EXERCISE BRIEF
Every record below should be printed exactly as it appears.

::: RECORDS PROVIDED

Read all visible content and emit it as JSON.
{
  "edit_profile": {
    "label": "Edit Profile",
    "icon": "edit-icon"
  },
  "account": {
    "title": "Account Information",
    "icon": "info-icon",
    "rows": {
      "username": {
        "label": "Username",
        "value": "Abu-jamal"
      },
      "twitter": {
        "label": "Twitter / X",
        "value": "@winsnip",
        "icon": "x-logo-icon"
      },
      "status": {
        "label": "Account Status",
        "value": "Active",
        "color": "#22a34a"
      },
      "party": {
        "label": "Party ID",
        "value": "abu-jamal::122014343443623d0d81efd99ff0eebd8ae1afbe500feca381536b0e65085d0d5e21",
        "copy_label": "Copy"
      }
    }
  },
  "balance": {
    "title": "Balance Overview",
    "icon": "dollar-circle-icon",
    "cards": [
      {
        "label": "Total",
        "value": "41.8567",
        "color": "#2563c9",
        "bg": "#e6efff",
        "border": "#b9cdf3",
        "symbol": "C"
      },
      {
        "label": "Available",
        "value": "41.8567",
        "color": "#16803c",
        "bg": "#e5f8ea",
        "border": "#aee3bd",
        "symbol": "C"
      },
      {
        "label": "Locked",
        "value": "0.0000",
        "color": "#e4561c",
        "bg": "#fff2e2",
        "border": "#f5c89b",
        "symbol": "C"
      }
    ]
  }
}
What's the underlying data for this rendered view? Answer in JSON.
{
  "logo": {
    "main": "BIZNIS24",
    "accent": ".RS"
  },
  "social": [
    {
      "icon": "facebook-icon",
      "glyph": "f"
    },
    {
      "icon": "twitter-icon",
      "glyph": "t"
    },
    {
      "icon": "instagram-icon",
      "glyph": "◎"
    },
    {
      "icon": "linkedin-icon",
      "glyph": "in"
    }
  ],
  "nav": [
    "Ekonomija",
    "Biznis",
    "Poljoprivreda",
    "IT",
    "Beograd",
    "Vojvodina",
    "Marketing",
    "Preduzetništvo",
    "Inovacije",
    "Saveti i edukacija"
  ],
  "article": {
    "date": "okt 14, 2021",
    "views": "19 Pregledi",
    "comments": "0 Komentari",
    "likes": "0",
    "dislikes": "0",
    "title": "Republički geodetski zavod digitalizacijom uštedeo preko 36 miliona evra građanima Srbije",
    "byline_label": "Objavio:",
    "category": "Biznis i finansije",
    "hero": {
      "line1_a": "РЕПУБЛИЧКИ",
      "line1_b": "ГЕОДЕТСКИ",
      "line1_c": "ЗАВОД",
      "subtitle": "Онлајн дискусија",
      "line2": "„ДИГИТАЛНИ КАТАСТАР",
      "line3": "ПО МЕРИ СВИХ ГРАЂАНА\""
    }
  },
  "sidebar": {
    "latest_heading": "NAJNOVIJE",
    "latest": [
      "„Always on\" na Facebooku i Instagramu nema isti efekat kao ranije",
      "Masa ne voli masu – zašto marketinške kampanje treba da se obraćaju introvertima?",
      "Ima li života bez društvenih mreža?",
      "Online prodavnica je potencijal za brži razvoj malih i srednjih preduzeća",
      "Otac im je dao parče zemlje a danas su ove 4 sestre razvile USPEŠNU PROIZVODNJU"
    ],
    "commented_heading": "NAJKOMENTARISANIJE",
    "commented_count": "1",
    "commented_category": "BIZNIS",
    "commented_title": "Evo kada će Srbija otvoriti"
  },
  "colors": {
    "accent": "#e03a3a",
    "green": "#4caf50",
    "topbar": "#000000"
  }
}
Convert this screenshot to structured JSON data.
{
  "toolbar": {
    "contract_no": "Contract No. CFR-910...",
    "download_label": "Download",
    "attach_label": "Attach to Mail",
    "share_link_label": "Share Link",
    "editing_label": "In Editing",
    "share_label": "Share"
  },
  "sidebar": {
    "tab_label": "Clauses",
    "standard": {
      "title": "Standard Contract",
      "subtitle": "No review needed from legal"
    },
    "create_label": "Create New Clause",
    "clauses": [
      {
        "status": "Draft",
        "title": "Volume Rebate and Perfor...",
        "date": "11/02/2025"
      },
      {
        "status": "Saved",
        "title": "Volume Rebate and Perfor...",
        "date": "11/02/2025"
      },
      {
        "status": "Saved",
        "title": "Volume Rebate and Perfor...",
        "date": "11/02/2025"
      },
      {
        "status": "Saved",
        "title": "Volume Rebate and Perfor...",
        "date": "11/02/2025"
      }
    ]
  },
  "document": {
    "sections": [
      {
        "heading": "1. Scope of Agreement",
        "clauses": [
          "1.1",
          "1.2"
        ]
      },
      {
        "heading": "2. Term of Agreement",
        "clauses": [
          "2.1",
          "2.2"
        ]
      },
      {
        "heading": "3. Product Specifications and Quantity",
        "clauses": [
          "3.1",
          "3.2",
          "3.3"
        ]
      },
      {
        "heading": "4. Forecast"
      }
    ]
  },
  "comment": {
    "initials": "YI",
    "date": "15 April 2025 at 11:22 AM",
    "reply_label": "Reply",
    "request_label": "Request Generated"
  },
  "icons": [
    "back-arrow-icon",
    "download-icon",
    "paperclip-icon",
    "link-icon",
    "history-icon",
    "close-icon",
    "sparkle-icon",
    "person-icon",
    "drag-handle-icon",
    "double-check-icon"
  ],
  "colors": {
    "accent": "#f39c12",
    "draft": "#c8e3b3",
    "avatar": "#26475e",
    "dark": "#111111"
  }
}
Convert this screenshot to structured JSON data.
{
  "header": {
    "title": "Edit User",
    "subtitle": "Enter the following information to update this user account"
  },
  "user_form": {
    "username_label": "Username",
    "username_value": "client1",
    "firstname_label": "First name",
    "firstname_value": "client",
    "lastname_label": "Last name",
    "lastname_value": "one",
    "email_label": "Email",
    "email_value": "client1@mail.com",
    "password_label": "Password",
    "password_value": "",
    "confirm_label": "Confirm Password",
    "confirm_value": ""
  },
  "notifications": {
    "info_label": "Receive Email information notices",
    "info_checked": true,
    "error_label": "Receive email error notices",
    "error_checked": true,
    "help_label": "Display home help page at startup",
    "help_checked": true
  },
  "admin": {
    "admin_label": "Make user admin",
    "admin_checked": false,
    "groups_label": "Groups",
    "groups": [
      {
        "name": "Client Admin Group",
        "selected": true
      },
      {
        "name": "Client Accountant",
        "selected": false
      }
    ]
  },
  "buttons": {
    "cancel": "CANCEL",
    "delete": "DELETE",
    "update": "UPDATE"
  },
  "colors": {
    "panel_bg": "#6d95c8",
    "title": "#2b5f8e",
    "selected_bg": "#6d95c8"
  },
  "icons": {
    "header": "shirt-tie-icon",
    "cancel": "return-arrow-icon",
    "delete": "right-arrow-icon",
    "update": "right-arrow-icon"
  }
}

::::::

EXERCISE RESPONSE
Read all visible content and emit it as JSON.
{
  "edit_profile": {
    "label": "Edit Profile",
    "icon": "edit-icon"
  },
  "account": {
    "title": "Account Information",
    "icon": "info-icon",
    "rows": {
      "username": {
        "label": "Username",
        "value": "Abu-jamal"
      },
      "twitter": {
        "label": "Twitter / X",
        "value": "@winsnip",
        "icon": "x-logo-icon"
      },
      "status": {
        "label": "Account Status",
        "value": "Active",
        "color": "#22a34a"
      },
      "party": {
        "label": "Party ID",
        "value": "abu-jamal::122014343443623d0d81efd99ff0eebd8ae1afbe500feca381536b0e65085d0d5e21",
        "copy_label": "Copy"
      }
    }
  },
  "balance": {
    "title": "Balance Overview",
    "icon": "dollar-circle-icon",
    "cards": [
      {
        "label": "Total",
        "value": "41.8567",
        "color": "#2563c9",
        "bg": "#e6efff",
        "border": "#b9cdf3",
        "symbol": "C"
      },
      {
        "label": "Available",
        "value": "41.8567",
        "color": "#16803c",
        "bg": "#e5f8ea",
        "border": "#aee3bd",
        "symbol": "C"
      },
      {
        "label": "Locked",
        "value": "0.0000",
        "color": "#e4561c",
        "bg": "#fff2e2",
        "border": "#f5c89b",
        "symbol": "C"
      }
    ]
  }
}
What's the underlying data for this rendered view? Answer in JSON.
{
  "logo": {
    "main": "BIZNIS24",
    "accent": ".RS"
  },
  "social": [
    {
      "icon": "facebook-icon",
      "glyph": "f"
    },
    {
      "icon": "twitter-icon",
      "glyph": "t"
    },
    {
      "icon": "instagram-icon",
      "glyph": "◎"
    },
    {
      "icon": "linkedin-icon",
      "glyph": "in"
    }
  ],
  "nav": [
    "Ekonomija",
    "Biznis",
    "Poljoprivreda",
    "IT",
    "Beograd",
    "Vojvodina",
    "Marketing",
    "Preduzetništvo",
    "Inovacije",
    "Saveti i edukacija"
  ],
  "article": {
    "date": "okt 14, 2021",
    "views": "19 Pregledi",
    "comments": "0 Komentari",
    "likes": "0",
    "dislikes": "0",
    "title": "Republički geodetski zavod digitalizacijom uštedeo preko 36 miliona evra građanima Srbije",
    "byline_label": "Objavio:",
    "category": "Biznis i finansije",
    "hero": {
      "line1_a": "РЕПУБЛИЧКИ",
      "line1_b": "ГЕОДЕТСКИ",
      "line1_c": "ЗАВОД",
      "subtitle": "Онлајн дискусија",
      "line2": "„ДИГИТАЛНИ КАТАСТАР",
      "line3": "ПО МЕРИ СВИХ ГРАЂАНА\""
    }
  },
  "sidebar": {
    "latest_heading": "NAJNOVIJE",
    "latest": [
      "„Always on\" na Facebooku i Instagramu nema isti efekat kao ranije",
      "Masa ne voli masu – zašto marketinške kampanje treba da se obraćaju introvertima?",
      "Ima li života bez društvenih mreža?",
      "Online prodavnica je potencijal za brži razvoj malih i srednjih preduzeća",
      "Otac im je dao parče zemlje a danas su ove 4 sestre razvile USPEŠNU PROIZVODNJU"
    ],
    "commented_heading": "NAJKOMENTARISANIJE",
    "commented_count": "1",
    "commented_category": "BIZNIS",
    "commented_title": "Evo kada će Srbija otvoriti"
  },
  "colors": {
    "accent": "#e03a3a",
    "green": "#4caf50",
    "topbar": "#000000"
  }
}
Convert this screenshot to structured JSON data.
{
  "toolbar": {
    "contract_no": "Contract No. CFR-910...",
    "download_label": "Download",
    "attach_label": "Attach to Mail",
    "share_link_label": "Share Link",
    "editing_label": "In Editing",
    "share_label": "Share"
  },
  "sidebar": {
    "tab_label": "Clauses",
    "standard": {
      "title": "Standard Contract",
      "subtitle": "No review needed from legal"
    },
    "create_label": "Create New Clause",
    "clauses": [
      {
        "status": "Draft",
        "title": "Volume Rebate and Perfor...",
        "date": "11/02/2025"
      },
      {
        "status": "Saved",
        "title": "Volume Rebate and Perfor...",
        "date": "11/02/2025"
      },
      {
        "status": "Saved",
        "title": "Volume Rebate and Perfor...",
        "date": "11/02/2025"
      },
      {
        "status": "Saved",
        "title": "Volume Rebate and Perfor...",
        "date": "11/02/2025"
      }
    ]
  },
  "document": {
    "sections": [
      {
        "heading": "1. Scope of Agreement",
        "clauses": [
          "1.1",
          "1.2"
        ]
      },
      {
        "heading": "2. Term of Agreement",
        "clauses": [
          "2.1",
          "2.2"
        ]
      },
      {
        "heading": "3. Product Specifications and Quantity",
        "clauses": [
          "3.1",
          "3.2",
          "3.3"
        ]
      },
      {
        "heading": "4. Forecast"
      }
    ]
  },
  "comment": {
    "initials": "YI",
    "date": "15 April 2025 at 11:22 AM",
    "reply_label": "Reply",
    "request_label": "Request Generated"
  },
  "icons": [
    "back-arrow-icon",
    "download-icon",
    "paperclip-icon",
    "link-icon",
    "history-icon",
    "close-icon",
    "sparkle-icon",
    "person-icon",
    "drag-handle-icon",
    "double-check-icon"
  ],
  "colors": {
    "accent": "#f39c12",
    "draft": "#c8e3b3",
    "avatar": "#26475e",
    "dark": "#111111"
  }
}
Convert this screenshot to structured JSON data.
{
  "header": {
    "title": "Edit User",
    "subtitle": "Enter the following information to update this user account"
  },
  "user_form": {
    "username_label": "Username",
    "username_value": "client1",
    "firstname_label": "First name",
    "firstname_value": "client",
    "lastname_label": "Last name",
    "lastname_value": "one",
    "email_label": "Email",
    "email_value": "client1@mail.com",
    "password_label": "Password",
    "password_value": "",
    "confirm_label": "Confirm Password",
    "confirm_value": ""
  },
  "notifications": {
    "info_label": "Receive Email information notices",
    "info_checked": true,
    "error_label": "Receive email error notices",
    "error_checked": true,
    "help_label": "Display home help page at startup",
    "help_checked": true
  },
  "admin": {
    "admin_label": "Make user admin",
    "admin_checked": false,
    "groups_label": "Groups",
    "groups": [
      {
        "name": "Client Admin Group",
        "selected": true
      },
      {
        "name": "Client Accountant",
        "selected": false
      }
    ]
  },
  "buttons": {
    "cancel": "CANCEL",
    "delete": "DELETE",
    "update": "UPDATE"
  },
  "colors": {
    "panel_bg": "#6d95c8",
    "title": "#2b5f8e",
    "selected_bg": "#6d95c8"
  },
  "icons": {
    "header": "shirt-tie-icon",
    "cancel": "return-arrow-icon",
    "delete": "right-arrow-icon",
    "update": "right-arrow-icon"
  }
}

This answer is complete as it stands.